上告代理人吉原歓吉、同秋山知也、同上野登子の上告理由について。

原判決は、訴外阿部光伺名義の本件建物の所有権保存登記は真実の所有者によつてなされたものとして有効であり、その後控訴会社(被上告会社)名義でなされた所有権保存登記はいわゆる二重保存登記として無効であること、被控訴会社(上告会社)は、右光伺名義で所有権保存登記のなされた本件建物に対し、抵当権設定登記を受け、一方訴外山口信用保証協会は、控訴会社との間で、本件建物に対する根抵当権設定契約を締結したうえ、右控訴会社名義の第二の保存登記を基礎として右根抵当権設定登記を受けたこと、および同協会は右根抵当権の実行をした結果、控訴人(被上告人)浦山が本件建物を競落し、同人のため競落による所有権取得登記がなされたことを確定したうえ、「右抵当権の設定登記が無効な所有権保存登記に基きなされていても、該抵当権の実行は有効であり、控訴人(被上告人)浦山和夫は競落により本件建物の所有権を取得するにいたつたものである。したがつて、該建物の上に存する抵当権は浦山の右競落により消滅すべきことは、競売法二条二項の規定により明らかである。」とし、さらに「右競売手続において、競売申立人である前記信用保証協会により先順位にある被控訴人(上告人)に対し競落代金の交付をなすべきにかかわらず、これがなされなかつたとしても、それは抵当権者相互の間で解決さるべきことであつて、これがため前記抵当権の消滅に影響を与えるものではない。」と判示している。
-*-
設問と課題:
- A) 上の判決文について、次の問いに答えよ。
(i) 原判決がいわゆる二重保存登記として無効とした所有権保存登記は、誰の名義でなされたものか。
(ii) 根抵当権の実行の結果、本件建物を競落したのは誰か。
(iii) 建物の上に存する抵当権が競落により消滅することの根拠として、原判決が挙げた規定は何か。
- B) 上の判決文を、最後の文の後から書き継げ。

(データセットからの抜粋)
-*-
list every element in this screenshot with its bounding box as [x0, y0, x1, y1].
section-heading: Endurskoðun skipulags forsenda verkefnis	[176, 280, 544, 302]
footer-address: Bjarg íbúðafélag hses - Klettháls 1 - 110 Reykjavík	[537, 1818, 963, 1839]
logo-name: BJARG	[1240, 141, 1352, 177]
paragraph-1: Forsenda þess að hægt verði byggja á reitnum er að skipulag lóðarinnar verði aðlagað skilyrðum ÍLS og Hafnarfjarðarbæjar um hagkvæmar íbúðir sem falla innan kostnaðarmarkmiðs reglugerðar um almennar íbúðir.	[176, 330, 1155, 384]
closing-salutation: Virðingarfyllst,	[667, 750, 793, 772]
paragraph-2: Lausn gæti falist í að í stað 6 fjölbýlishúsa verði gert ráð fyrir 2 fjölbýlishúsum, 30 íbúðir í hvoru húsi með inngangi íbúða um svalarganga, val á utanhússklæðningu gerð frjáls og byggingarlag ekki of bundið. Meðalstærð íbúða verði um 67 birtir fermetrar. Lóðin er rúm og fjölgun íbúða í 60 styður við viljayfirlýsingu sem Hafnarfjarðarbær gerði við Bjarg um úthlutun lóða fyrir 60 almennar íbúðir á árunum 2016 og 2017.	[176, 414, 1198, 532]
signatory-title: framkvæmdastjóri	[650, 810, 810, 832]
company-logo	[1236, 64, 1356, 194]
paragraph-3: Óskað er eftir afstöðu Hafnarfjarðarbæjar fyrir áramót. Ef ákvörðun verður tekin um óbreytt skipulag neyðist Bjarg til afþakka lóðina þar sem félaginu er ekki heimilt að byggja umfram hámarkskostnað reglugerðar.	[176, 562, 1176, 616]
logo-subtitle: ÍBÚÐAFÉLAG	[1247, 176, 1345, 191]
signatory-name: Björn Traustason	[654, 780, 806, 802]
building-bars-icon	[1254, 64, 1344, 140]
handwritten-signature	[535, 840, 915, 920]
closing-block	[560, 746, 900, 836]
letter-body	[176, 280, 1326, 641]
-*-
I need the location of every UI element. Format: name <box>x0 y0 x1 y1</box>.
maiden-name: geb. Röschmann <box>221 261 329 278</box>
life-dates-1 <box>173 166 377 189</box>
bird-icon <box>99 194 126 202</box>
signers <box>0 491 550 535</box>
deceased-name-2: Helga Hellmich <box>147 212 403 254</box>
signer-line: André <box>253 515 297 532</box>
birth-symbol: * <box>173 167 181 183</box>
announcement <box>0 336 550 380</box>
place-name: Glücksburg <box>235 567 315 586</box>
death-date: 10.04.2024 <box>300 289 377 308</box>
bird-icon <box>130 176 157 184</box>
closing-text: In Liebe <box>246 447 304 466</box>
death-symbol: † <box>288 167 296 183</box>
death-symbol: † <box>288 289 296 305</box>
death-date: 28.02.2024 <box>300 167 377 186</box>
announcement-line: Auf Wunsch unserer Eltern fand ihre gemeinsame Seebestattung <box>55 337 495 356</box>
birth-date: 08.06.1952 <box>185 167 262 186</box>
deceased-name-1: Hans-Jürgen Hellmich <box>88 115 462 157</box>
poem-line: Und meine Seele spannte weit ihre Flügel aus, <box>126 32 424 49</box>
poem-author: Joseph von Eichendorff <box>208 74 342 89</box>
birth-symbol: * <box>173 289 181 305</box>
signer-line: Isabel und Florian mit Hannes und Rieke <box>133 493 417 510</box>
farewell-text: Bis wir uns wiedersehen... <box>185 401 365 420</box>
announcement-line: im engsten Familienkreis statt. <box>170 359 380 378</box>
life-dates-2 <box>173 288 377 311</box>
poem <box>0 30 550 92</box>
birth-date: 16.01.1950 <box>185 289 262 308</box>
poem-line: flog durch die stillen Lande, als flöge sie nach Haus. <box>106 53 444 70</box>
-*-
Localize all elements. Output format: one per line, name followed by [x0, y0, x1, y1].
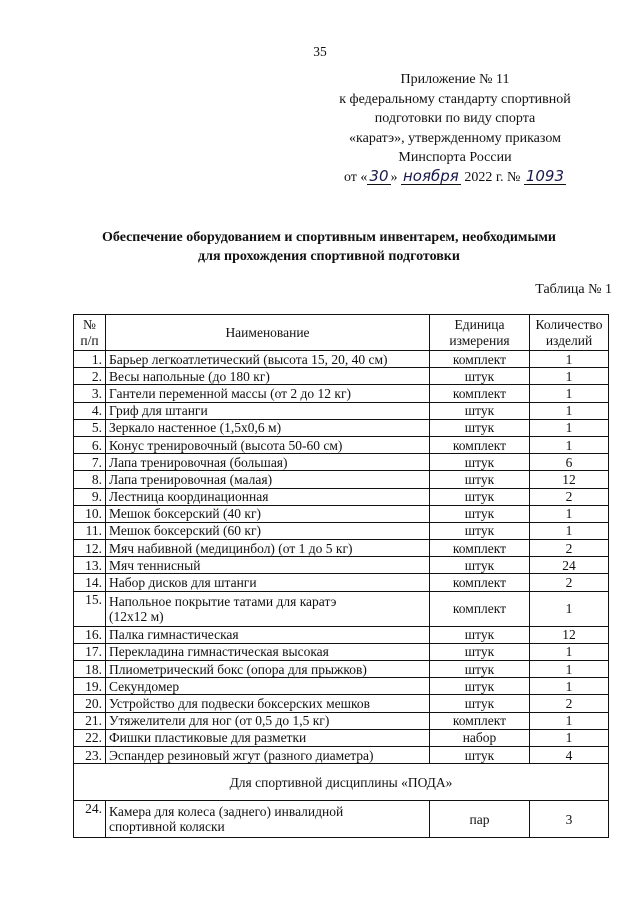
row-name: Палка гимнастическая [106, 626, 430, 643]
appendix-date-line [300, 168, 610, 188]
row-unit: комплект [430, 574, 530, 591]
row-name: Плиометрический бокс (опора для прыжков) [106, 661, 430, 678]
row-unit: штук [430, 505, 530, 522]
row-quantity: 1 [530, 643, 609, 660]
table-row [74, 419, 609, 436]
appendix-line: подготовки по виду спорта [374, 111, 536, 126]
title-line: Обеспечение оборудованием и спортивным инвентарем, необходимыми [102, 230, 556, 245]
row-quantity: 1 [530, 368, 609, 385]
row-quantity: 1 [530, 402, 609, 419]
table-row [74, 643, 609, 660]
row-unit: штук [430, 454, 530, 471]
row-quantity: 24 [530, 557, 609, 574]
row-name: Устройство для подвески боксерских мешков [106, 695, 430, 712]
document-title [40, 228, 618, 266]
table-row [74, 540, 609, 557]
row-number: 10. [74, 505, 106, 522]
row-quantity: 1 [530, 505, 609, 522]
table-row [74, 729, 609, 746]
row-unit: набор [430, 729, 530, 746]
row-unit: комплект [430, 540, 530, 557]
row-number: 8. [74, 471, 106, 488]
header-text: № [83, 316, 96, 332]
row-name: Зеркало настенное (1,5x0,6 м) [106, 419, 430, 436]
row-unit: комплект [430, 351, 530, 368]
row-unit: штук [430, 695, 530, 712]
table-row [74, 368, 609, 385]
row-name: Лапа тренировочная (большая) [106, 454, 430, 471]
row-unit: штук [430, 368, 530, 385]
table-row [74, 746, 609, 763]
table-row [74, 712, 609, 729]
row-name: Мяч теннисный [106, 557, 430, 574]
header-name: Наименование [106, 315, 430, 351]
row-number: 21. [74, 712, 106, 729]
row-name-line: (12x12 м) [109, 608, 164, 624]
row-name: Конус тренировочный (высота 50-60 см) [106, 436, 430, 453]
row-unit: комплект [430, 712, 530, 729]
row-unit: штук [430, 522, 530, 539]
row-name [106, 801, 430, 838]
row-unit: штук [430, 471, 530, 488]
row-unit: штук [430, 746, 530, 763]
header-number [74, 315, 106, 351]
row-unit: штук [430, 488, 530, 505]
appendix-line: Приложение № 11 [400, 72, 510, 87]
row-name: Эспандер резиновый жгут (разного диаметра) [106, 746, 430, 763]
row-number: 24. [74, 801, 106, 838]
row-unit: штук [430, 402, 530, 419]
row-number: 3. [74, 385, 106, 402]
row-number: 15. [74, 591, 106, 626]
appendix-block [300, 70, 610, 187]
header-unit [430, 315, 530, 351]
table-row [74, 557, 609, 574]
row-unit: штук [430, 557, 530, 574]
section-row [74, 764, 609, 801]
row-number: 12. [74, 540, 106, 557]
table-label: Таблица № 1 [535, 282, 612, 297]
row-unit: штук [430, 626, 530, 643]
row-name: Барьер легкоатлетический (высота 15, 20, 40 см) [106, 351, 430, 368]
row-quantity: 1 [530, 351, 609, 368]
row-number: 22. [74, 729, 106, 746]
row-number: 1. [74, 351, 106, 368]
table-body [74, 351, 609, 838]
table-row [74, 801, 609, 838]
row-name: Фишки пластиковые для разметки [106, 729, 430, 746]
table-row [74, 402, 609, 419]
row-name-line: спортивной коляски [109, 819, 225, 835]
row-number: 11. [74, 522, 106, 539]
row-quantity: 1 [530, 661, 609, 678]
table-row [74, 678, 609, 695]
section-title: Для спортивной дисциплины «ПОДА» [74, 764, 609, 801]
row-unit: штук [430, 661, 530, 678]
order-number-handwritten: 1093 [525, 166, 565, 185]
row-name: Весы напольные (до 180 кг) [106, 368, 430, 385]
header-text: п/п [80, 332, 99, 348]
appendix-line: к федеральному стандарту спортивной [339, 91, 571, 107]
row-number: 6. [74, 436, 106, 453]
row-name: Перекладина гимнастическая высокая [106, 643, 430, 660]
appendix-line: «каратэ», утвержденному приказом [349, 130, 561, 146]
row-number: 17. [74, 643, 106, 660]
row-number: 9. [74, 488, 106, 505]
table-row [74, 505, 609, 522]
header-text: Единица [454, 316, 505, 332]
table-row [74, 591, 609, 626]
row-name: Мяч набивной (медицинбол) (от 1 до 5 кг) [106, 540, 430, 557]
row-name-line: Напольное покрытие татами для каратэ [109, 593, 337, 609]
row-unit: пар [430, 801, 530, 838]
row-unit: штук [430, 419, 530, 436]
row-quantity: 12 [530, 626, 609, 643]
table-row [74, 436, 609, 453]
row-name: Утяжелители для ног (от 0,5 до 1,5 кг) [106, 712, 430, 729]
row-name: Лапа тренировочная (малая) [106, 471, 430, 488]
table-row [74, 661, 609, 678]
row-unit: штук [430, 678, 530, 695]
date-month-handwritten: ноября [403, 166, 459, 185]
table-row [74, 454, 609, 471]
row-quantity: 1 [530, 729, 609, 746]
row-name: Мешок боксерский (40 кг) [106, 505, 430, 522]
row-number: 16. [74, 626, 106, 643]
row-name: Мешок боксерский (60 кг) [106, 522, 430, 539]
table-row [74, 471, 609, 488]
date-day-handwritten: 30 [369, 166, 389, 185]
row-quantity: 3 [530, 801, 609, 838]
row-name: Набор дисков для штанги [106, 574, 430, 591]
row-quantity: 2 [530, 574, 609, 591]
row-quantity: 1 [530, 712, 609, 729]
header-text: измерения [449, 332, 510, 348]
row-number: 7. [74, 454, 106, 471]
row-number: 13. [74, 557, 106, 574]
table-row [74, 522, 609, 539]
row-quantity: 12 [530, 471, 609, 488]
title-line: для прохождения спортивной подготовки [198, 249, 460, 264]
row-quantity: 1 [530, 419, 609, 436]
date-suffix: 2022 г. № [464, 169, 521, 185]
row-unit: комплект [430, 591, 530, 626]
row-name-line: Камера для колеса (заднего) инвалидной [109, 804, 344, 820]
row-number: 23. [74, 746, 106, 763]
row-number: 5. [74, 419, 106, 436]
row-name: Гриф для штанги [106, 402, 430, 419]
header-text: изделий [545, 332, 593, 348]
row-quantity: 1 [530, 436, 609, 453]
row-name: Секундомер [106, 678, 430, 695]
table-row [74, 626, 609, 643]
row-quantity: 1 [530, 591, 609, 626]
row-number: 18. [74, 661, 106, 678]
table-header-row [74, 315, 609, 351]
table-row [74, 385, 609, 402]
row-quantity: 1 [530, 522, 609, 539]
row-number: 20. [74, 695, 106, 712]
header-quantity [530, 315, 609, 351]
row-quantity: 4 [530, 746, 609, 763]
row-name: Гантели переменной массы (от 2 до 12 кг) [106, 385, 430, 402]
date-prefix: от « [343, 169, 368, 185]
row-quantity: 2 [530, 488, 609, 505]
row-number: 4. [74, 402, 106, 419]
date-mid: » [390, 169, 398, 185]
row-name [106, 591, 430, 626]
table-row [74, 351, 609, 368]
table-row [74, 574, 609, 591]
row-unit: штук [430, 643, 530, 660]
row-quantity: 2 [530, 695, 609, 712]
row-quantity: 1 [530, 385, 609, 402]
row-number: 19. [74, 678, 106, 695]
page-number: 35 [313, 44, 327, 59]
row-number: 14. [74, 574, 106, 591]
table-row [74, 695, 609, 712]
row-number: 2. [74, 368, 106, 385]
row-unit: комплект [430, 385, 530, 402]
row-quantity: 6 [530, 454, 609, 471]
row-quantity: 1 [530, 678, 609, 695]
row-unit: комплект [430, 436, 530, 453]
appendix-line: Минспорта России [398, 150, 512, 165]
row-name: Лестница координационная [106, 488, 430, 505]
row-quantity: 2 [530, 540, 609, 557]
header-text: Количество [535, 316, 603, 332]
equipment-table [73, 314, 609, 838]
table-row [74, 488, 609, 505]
-*-
解答例:
- A)
(i) 控訴会社(被上告会社)名義
(ii) 控訴人(被上告人)浦山和夫
(iii) 競売法二条二項

- B)
しかしながら、本件のごとく、ある不動産について二重に保存登記がされており、その各登記簿に別個の抵当権設定登記がある場合において、無効の保存登記を基礎として登記されている抵当権が実行されたときは、その競売手続に基づく競落はその効力を生ぜず、これによつて有効な保存登記を基礎として登記されている抵当権が当然消滅するいわれはないといわなければならない。しかるに、原判決は、原審に提出された阿部光伺所有名義の登記簿謄本(甲第九号証)によれば、右登記簿には抵当権の実行に関して何らの記入もなされていないことが明らかであるにもかかわらず、本件において、いかにして競売手続が進行されたか、またいかなる理由で上告人の抵当権が消滅したかについて充分に説示することなく、漫然と右競売手続に基づく競落により上告人の抵当権が消滅したと断じているのである。したがつて、原審は、この点において、抵当権およびその実行手続に関する法令の解釈適用を誤り、ひいて理由不備の違法を犯したものというべく、右違法は、原判決の結論に影響を及ぼすこと明らかであるから、論旨はこの点において理由があり、原判決は破棄を免れない。そして、この点について、さらに審理をするため、本件を原審に差し戻すのを相当とする。

よつて、民訴法四〇七条にしたがい、裁判官全員の一致で、主文のとおり判決する。